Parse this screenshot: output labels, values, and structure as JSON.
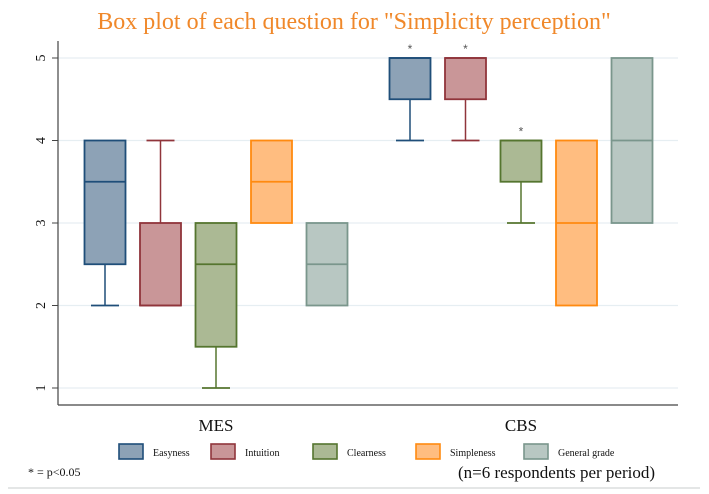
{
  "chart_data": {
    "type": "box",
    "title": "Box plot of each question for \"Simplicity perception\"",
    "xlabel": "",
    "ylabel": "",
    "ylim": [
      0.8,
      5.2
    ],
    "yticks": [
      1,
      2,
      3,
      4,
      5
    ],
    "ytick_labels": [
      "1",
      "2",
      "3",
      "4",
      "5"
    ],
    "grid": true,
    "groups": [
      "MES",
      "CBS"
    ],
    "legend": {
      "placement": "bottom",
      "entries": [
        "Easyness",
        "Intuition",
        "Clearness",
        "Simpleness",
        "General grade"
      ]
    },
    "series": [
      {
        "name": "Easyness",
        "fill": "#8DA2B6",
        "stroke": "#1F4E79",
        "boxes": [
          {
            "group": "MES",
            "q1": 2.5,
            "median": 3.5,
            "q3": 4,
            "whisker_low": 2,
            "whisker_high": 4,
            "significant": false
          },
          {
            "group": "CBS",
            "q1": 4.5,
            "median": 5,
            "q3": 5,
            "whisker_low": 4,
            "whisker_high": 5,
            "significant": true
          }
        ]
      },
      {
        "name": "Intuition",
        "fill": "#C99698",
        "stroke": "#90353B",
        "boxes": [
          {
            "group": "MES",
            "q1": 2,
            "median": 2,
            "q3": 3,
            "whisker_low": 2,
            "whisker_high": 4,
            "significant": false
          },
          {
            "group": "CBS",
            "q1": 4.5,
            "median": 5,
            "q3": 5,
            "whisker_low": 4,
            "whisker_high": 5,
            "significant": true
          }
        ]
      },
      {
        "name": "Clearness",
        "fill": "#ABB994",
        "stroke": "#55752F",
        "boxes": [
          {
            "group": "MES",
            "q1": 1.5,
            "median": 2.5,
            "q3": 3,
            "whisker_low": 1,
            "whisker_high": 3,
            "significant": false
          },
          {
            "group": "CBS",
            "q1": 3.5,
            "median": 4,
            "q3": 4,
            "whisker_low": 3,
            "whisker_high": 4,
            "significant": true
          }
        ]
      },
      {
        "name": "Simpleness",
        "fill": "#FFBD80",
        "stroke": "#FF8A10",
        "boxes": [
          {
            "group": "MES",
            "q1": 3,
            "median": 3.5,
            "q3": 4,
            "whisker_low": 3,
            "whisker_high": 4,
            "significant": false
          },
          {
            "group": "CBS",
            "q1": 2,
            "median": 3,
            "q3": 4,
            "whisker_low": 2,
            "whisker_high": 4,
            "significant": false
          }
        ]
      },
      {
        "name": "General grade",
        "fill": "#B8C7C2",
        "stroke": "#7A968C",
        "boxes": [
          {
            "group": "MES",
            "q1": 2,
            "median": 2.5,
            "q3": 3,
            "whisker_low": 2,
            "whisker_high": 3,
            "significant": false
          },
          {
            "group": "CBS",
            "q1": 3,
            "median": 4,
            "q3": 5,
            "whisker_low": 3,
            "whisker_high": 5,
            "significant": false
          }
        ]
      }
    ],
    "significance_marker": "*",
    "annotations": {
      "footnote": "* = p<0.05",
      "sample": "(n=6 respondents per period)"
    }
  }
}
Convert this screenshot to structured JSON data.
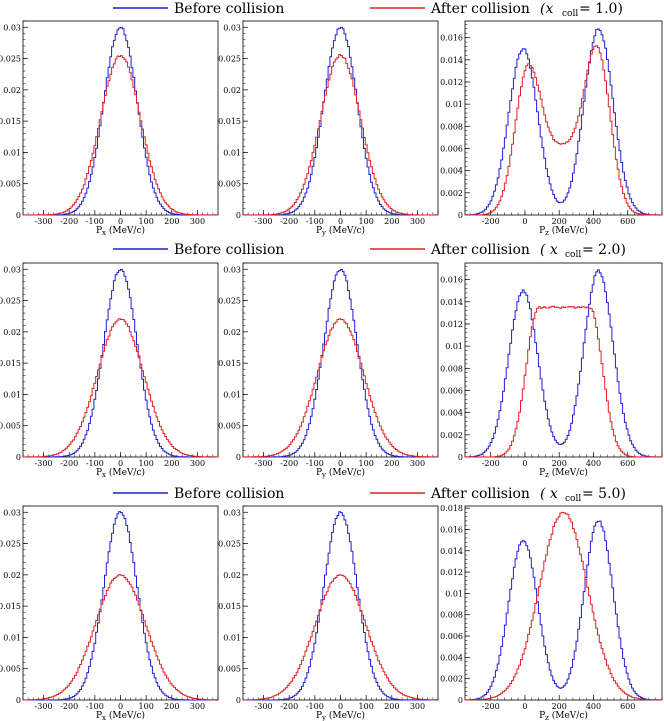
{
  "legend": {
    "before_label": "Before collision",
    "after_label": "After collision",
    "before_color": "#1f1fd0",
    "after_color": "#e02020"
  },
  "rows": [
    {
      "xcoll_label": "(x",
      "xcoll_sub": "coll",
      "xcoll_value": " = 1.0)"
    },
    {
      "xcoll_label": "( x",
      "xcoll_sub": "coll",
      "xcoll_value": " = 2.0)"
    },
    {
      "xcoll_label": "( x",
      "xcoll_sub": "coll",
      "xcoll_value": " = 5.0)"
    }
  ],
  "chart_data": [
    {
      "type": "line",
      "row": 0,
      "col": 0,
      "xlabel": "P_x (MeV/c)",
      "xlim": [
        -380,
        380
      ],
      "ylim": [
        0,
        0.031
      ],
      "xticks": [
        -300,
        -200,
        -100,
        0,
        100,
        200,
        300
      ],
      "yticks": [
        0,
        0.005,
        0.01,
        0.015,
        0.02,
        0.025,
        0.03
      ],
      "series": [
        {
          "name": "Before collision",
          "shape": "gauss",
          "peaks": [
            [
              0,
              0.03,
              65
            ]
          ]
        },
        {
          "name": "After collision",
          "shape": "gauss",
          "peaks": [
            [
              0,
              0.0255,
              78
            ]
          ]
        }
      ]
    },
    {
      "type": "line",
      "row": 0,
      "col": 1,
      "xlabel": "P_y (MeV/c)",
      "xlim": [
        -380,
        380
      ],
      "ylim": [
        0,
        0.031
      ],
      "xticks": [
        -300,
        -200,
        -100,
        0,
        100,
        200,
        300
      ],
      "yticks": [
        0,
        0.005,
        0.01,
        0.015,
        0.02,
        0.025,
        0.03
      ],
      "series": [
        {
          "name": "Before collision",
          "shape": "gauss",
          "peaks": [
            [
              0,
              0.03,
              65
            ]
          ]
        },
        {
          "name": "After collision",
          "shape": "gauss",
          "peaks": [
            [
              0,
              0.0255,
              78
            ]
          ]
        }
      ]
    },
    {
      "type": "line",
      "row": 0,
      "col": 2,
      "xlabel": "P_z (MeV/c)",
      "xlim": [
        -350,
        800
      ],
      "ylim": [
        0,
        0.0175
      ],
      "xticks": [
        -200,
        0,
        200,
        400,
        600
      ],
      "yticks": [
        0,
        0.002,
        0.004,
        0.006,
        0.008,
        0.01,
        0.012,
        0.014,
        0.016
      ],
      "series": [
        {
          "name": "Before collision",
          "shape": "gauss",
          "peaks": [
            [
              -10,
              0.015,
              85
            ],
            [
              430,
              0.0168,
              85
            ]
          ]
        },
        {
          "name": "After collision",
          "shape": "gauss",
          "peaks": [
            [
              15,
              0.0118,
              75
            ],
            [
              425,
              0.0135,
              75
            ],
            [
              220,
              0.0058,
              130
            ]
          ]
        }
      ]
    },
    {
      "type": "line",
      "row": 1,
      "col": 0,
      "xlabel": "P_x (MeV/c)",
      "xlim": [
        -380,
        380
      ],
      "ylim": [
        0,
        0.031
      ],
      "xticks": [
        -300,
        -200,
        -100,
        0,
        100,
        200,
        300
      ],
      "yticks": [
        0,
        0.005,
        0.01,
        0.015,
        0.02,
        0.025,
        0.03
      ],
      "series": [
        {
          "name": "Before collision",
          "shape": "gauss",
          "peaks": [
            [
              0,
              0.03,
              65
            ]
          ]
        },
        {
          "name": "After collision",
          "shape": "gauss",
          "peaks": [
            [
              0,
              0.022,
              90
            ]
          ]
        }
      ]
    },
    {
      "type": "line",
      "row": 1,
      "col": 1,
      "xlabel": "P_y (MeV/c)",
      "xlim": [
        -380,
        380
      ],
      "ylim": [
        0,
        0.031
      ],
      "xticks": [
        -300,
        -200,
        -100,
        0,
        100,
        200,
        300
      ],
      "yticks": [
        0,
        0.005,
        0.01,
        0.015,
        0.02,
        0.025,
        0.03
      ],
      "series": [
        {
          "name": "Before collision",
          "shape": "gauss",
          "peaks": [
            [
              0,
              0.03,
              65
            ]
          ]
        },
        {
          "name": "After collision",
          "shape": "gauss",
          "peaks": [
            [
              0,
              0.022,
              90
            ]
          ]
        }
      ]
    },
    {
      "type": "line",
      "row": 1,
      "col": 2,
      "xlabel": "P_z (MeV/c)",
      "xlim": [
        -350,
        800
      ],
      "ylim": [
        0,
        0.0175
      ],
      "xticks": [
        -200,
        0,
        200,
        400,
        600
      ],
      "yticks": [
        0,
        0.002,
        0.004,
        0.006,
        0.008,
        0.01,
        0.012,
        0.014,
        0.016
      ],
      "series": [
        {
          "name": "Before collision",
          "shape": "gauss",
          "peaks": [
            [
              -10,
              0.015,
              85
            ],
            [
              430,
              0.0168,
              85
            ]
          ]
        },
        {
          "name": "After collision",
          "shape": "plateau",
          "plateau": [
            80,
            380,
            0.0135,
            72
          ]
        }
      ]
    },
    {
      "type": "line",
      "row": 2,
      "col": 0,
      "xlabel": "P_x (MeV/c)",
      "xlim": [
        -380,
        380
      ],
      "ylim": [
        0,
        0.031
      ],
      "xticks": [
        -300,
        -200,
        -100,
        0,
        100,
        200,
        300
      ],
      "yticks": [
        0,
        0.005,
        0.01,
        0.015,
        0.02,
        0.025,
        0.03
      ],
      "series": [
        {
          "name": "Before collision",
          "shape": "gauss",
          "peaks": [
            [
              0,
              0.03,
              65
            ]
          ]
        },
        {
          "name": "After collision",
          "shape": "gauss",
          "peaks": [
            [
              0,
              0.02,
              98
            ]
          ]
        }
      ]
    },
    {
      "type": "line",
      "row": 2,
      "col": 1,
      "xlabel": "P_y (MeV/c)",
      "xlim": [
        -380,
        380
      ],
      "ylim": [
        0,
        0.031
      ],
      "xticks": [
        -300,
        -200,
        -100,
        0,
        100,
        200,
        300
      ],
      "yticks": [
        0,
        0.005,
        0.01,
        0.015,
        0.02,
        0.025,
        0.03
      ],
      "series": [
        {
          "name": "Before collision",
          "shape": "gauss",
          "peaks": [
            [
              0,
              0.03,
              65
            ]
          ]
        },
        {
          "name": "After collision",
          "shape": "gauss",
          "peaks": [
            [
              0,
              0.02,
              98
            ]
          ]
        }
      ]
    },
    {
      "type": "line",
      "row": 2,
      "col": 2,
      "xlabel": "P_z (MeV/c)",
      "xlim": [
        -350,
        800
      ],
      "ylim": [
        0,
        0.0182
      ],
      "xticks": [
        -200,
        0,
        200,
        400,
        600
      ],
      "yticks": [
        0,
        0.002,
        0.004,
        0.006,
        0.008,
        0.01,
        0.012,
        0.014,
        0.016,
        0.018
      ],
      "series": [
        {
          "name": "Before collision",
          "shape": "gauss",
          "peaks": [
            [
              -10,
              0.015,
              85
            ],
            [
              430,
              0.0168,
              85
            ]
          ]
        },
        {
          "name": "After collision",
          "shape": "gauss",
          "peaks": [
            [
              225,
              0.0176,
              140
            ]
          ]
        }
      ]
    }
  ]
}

·····

Directions for this task: Write out every line of the listing that holds the word "screenshot".

Written solution:
Parse this screenshot: output labels, values, and structure as JSON.
Convert this screenshot to structured JSON data.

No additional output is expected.